■ Document passage ■
Thanks everyone for your suggestions! Great to see that it should a good
inclusion & happy to see so much excitement around it! Nick and I will
likely submit a PR once we've shown that it's performant and we've got a
script others can run to get started.
Also, while we've experimented with prange-loops in the BH t-SNE code, they
actually turn out to be slower than single-threaded loops. I was hoping for
a quick way to parallelism, but it looks like the prange for-loops in fact
run more slowly.
chris
On Thu, Dec 25, 2014 at 9:57 PM, Mathieu Blondel <math...@mblondel.org>
wrote:
>
>
> On Thu, Dec 25, 2014 at 4:59 AM, Andy <t3k...@gmail.com> wrote:
>
>> I recently read about the approximation and I think it would be a great
>> addition.
>> Do you think it makes sense to include it via an ``algorithm`` paramter
>> to tSNE?
>> I totally agree with what Kyle said about demonstrating speedups and
>> approximation accuracy (if possible).

■ Exercises ■
1. In the t-SNE thread, how did the prange loops in the BH t-SNE code perform compared with single-threaded loops?
2. Write what follows in the t-SNE thread, starting after its last line.

■ Listing ■
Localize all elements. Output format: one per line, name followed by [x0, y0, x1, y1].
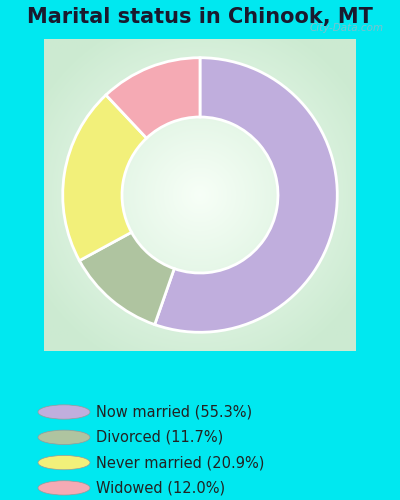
Wedge shape	[155, 58, 337, 332]
Text: Widowed (12.0%): Widowed (12.0%)	[96, 480, 225, 496]
Text: Marital status in Chinook, MT: Marital status in Chinook, MT	[27, 8, 373, 28]
Wedge shape	[63, 95, 146, 260]
Wedge shape	[80, 232, 174, 324]
Text: Divorced (11.7%): Divorced (11.7%)	[96, 430, 223, 445]
Text: Never married (20.9%): Never married (20.9%)	[96, 455, 264, 470]
Circle shape	[38, 481, 90, 495]
Circle shape	[38, 405, 90, 419]
Circle shape	[38, 456, 90, 470]
Circle shape	[38, 430, 90, 444]
Text: Now married (55.3%): Now married (55.3%)	[96, 404, 252, 419]
Text: City-Data.com: City-Data.com	[309, 24, 383, 34]
Wedge shape	[106, 58, 200, 138]
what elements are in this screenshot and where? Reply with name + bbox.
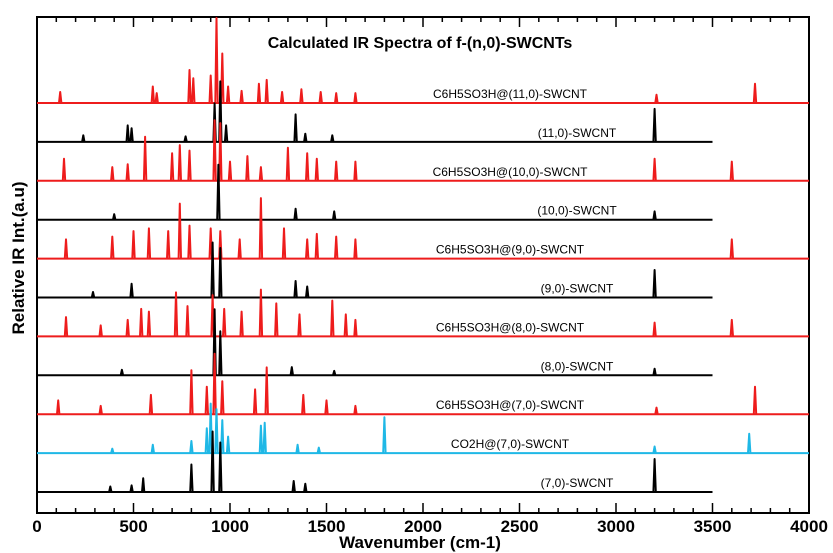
x-axis-label: Wavenumber (cm-1): [339, 533, 501, 552]
spectrum-line: [37, 197, 809, 260]
spectrum-line: [37, 402, 809, 455]
chart-title: Calculated IR Spectra of f-(n,0)-SWCNTs: [268, 35, 573, 52]
y-axis-label: Relative IR Int.(a.u): [9, 181, 28, 334]
spectrum-label: (8,0)-SWCNT: [541, 359, 614, 373]
spectrum-label: C6H5SO3H@(9,0)-SWCNT: [436, 243, 585, 257]
spectrum-line: [37, 119, 809, 182]
x-tick-label: 2000: [404, 517, 442, 536]
spectrum-label: (11,0)-SWCNT: [538, 126, 617, 140]
x-tick-label: 0: [32, 517, 41, 536]
spectrum-label: C6H5SO3H@(10,0)-SWCNT: [433, 165, 589, 179]
spectrum-line: [37, 352, 809, 416]
spectrum-label: (10,0)-SWCNT: [537, 204, 617, 218]
spectra-labels: C6H5SO3H@(11,0)-SWCNT (11,0)-SWCNT C6H5SO3…: [433, 87, 618, 490]
x-axis-ticks: [36, 17, 810, 513]
spectrum-label: C6H5SO3H@(8,0)-SWCNT: [436, 320, 585, 334]
spectrum-label: (7,0)-SWCNT: [541, 476, 614, 490]
spectrum-label: C6H5SO3H@(7,0)-SWCNT: [436, 398, 585, 412]
x-tick-label: 500: [119, 517, 147, 536]
x-tick-label: 2500: [501, 517, 539, 536]
x-tick-label: 3500: [694, 517, 732, 536]
x-tick-label: 3000: [597, 517, 635, 536]
spectrum-line: [37, 163, 713, 221]
spectrum-label: (9,0)-SWCNT: [541, 282, 614, 296]
spectra-lines: [37, 17, 809, 493]
x-axis-tick-labels: 0 500 1000 1500 2000 2500 3000 3500 4000: [32, 517, 828, 536]
spectrum-label: CO2H@(7,0)-SWCNT: [451, 437, 570, 451]
spectrum-line: [37, 241, 713, 299]
x-tick-label: 1500: [308, 517, 346, 536]
spectrum-line: [37, 17, 809, 104]
x-tick-label: 1000: [211, 517, 249, 536]
spectrum-line: [37, 288, 809, 338]
spectrum-line: [37, 430, 713, 493]
spectrum-line: [37, 308, 713, 377]
x-tick-label: 4000: [790, 517, 828, 536]
spectrum-line: [37, 80, 713, 143]
spectrum-label: C6H5SO3H@(11,0)-SWCNT: [433, 87, 588, 101]
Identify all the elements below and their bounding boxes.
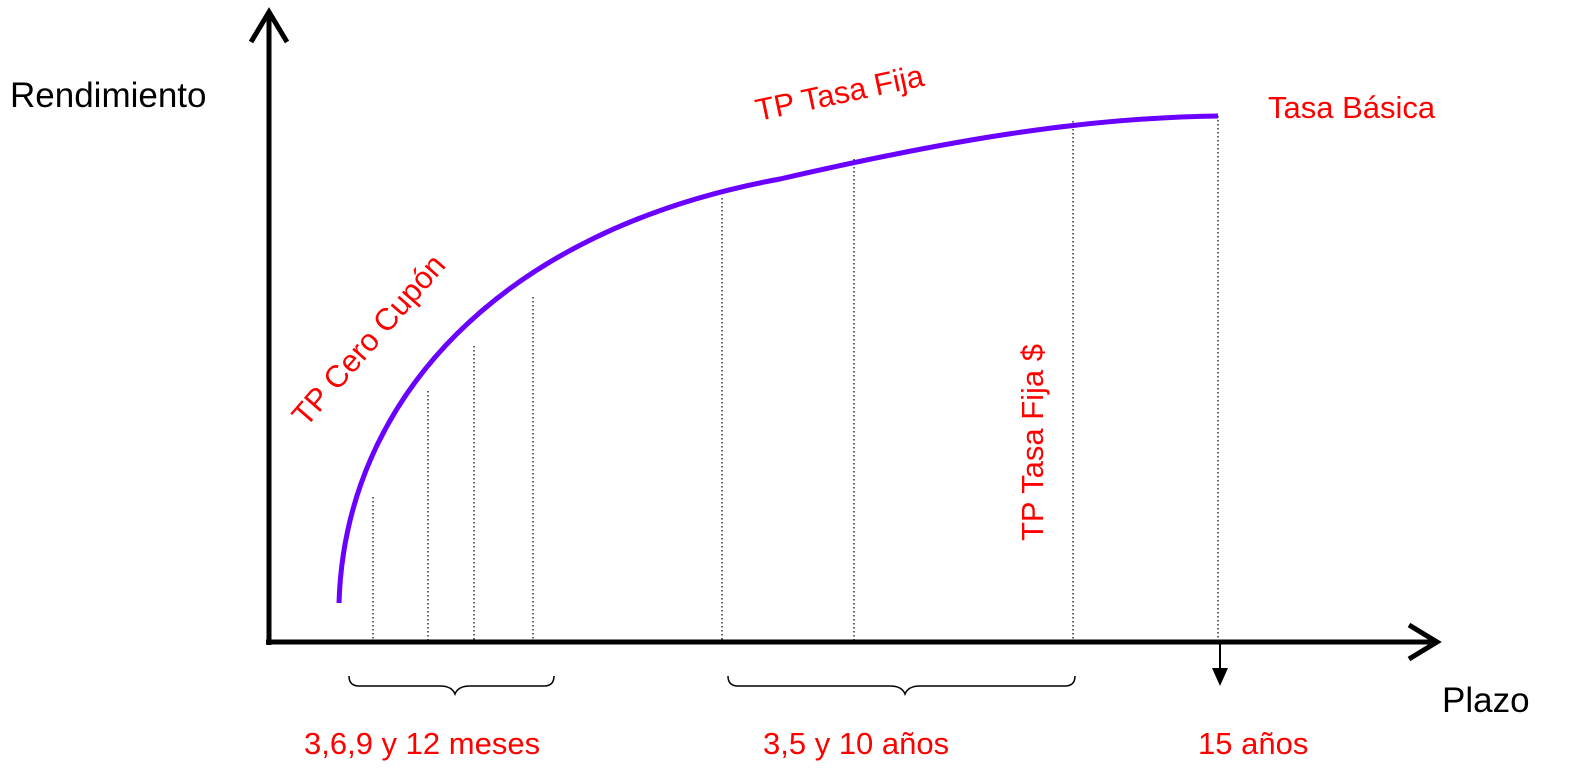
fifteen-year-down-arrow (1212, 644, 1228, 686)
y-axis-label: Rendimiento (10, 76, 207, 115)
label-tasa-fija-usd: TP Tasa Fija $ (1015, 344, 1050, 541)
maturity-label-years: 3,5 y 10 años (763, 726, 949, 761)
yield-curve (336, 113, 1219, 604)
x-axis-label: Plazo (1442, 681, 1530, 720)
maturity-label-15-years: 15 años (1198, 726, 1308, 761)
x-axis-arrowhead (1407, 622, 1442, 662)
y-axis-arrowhead (248, 7, 290, 44)
label-tasa-basica: Tasa Básica (1268, 90, 1436, 125)
label-cero-cupon: TP Cero Cupón (285, 247, 452, 432)
brace-months (348, 675, 555, 697)
brace-years (727, 675, 1076, 697)
maturity-label-months: 3,6,9 y 12 meses (304, 726, 540, 761)
label-tasa-fija: TP Tasa Fija (752, 58, 927, 128)
maturity-drop-lines (372, 116, 1219, 641)
axes (248, 7, 1442, 662)
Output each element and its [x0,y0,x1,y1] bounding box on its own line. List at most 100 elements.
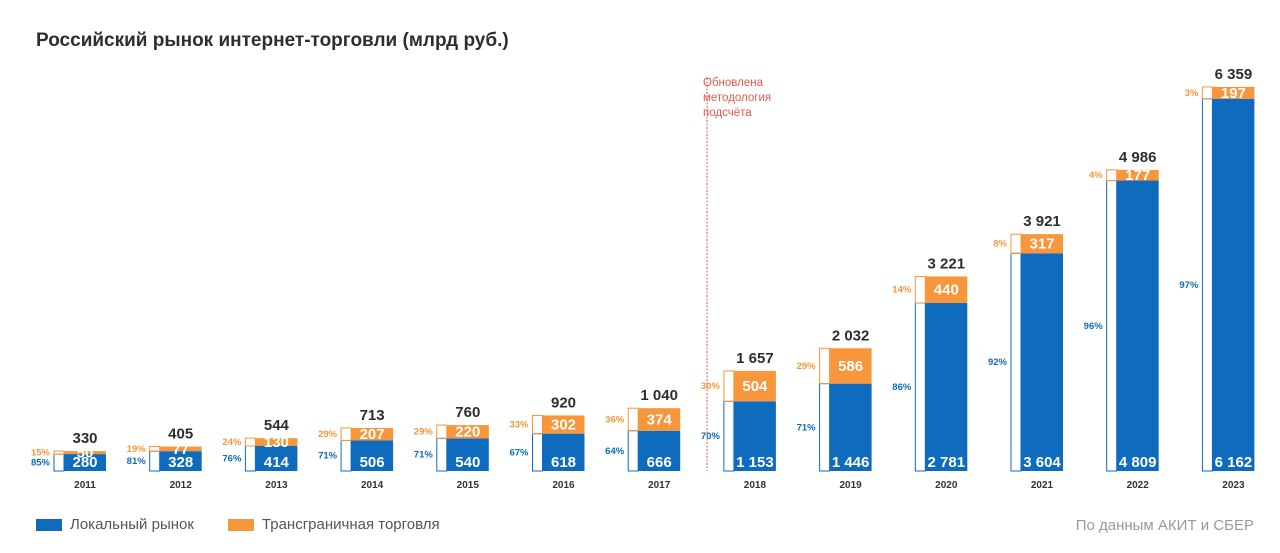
bar-local [925,303,968,471]
methodology-note-line: подсчёта [703,107,752,119]
value-label-local: 3 604 [1023,454,1061,471]
share-label-cross: 8% [993,239,1007,250]
value-label-cross: 207 [360,426,385,443]
legend-item-cross: Трансграничная торговля [227,516,440,533]
bar-cross [159,446,202,452]
share-bracket-local [149,450,161,472]
total-label: 3 921 [1023,213,1061,230]
bar-local [1021,253,1063,471]
share-label-cross: 15% [31,448,51,459]
value-label-cross: 504 [742,378,768,395]
share-bracket-local [914,302,926,472]
total-label: 920 [551,394,576,411]
value-label-local: 4 809 [1119,454,1157,471]
total-label: 4 986 [1119,149,1157,166]
value-label-local: 280 [72,454,97,471]
share-label-cross: 36% [605,414,625,425]
value-label-local: 2 781 [928,454,966,471]
bar-local [1212,98,1255,472]
total-label: 6 359 [1215,66,1253,83]
share-bracket-cross [436,424,448,439]
share-label-cross: 24% [222,437,242,448]
chart-title: Российский рынок интернет-торговли (млрд… [36,30,509,51]
share-label-cross: 14% [892,285,912,296]
share-label-cross: 29% [414,427,434,438]
share-label-local: 67% [509,447,529,458]
x-tick-label: 2017 [648,480,671,491]
bar-local [351,440,394,471]
share-bracket-local [1106,180,1118,472]
share-label-local: 71% [318,451,338,462]
value-label-cross: 586 [838,358,863,375]
share-label-local: 64% [605,446,625,457]
value-label-local: 414 [264,454,290,471]
bar-cross [446,425,489,439]
value-label-cross: 130 [264,434,289,451]
share-bracket-cross [1010,233,1022,254]
share-label-local: 97% [1179,280,1199,291]
share-bracket-cross [532,414,543,435]
bar-cross [542,415,585,434]
share-bracket-cross [53,450,65,455]
value-label-cross: 374 [647,411,673,428]
methodology-note-line: Обновлена [703,77,763,89]
bar-cross [1116,169,1159,181]
share-label-cross: 29% [797,361,817,372]
legend-item-local: Локальный рынок [36,516,194,533]
total-label: 405 [168,426,193,443]
bar-cross [351,427,394,441]
bar-local [542,433,585,471]
share-bracket-cross [1106,169,1118,182]
share-bracket-cross [244,437,256,447]
legend-swatch-cross [227,518,254,531]
bar-cross [64,451,106,455]
share-label-cross: 19% [127,444,147,455]
value-label-local: 540 [455,454,480,471]
value-label-local: 6 162 [1215,454,1253,471]
bar-cross [829,348,872,384]
value-label-local: 666 [647,454,672,471]
bar-cross [925,276,968,304]
value-label-local: 506 [360,454,385,471]
share-label-local: 96% [1084,321,1104,332]
share-label-local: 86% [892,382,912,393]
share-bracket-cross [819,347,831,385]
share-label-cross: 30% [701,381,721,392]
share-label-local: 70% [701,431,721,442]
share-label-cross: 29% [318,429,338,440]
share-label-cross: 33% [509,420,529,431]
share-bracket-local [436,437,448,472]
share-bracket-local [627,430,639,472]
share-label-local: 81% [127,456,147,467]
share-bracket-local [1201,98,1213,472]
share-bracket-cross [149,446,161,452]
value-label-cross: 440 [934,282,959,299]
share-bracket-local [340,439,352,472]
bar-local [733,401,776,471]
share-bracket-cross [340,427,352,441]
share-bracket-local [244,445,256,472]
total-label: 544 [264,417,290,434]
share-label-cross: 4% [1089,170,1103,181]
share-label-local: 71% [414,450,434,461]
x-tick-label: 2020 [935,480,958,491]
total-label: 760 [455,404,480,421]
share-label-cross: 3% [1185,88,1199,99]
x-tick-label: 2014 [361,480,384,491]
total-label: 1 657 [736,350,774,367]
value-label-cross: 302 [551,417,576,434]
share-label-local: 71% [797,422,817,433]
bar-cross [638,408,681,431]
value-label-cross: 317 [1029,236,1054,253]
value-label-cross: 197 [1221,85,1246,102]
share-bracket-local [1010,252,1022,472]
value-label-cross: 77 [172,441,189,458]
x-tick-label: 2018 [744,480,767,491]
total-label: 713 [360,407,385,424]
bar-local [255,445,298,471]
share-bracket-local [53,453,65,472]
x-tick-label: 2023 [1222,480,1245,491]
value-label-local: 1 153 [736,454,774,471]
value-label-local: 328 [168,454,193,471]
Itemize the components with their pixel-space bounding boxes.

■ Results ■
1. They turned out to be slower than the single-threaded loops.

2.
>>
>> I haven't used Cython.parallel before. Does it degrade gracefully if
>> OpenMP is not available?
>> If so, we should really be using it much more.
>>
>
> Programs that use prange / parallel compile fine on all compilers as long
> as the OpenMP compiler and linker flags are not specified in setup.py.
> If they are specified, then compilers without OpenMP support will raise an
> error. This is problematic as the default compiler on OS X (clang) doesn't
> support OpenMP. We can either try to detect OpenMP support (
> http://stackoverflow.com/questions/16549893/programatically-testing-for-openmp-support-from-a-python-setup-script)
> or add a build option to setup.py (
> http://stackoverflow.com/questions/2709278/setup-py-adding-options-aka-setup-py-enable-feature
> ).
>
> I'm currently playing myself with OpenMP in lightning for parallel
> gradient computation but this is a work in progress.
>
> Mathieu
>
>
>>
>>
>>
>> On 12/24/2014 02:28 PM, Kyle Kastner wrote:
>>
>> Sounds like an excellent improvement for usability!
>>
>> If you could benchmark time spent, and show that it is a noticeable
>> improvement that will be crucial. Also showing how bad the approximation is
>> compared to base t-SNE will be important - though there comes a point where
>> you can't really compare, because vanilla t-SNE just never finishes! If it
>> is a huge improvement for a small approximation cost, that is exactly the
>> kind of engineering tradeoff that has been made in the past for other
>> things like randomized SVD, etc.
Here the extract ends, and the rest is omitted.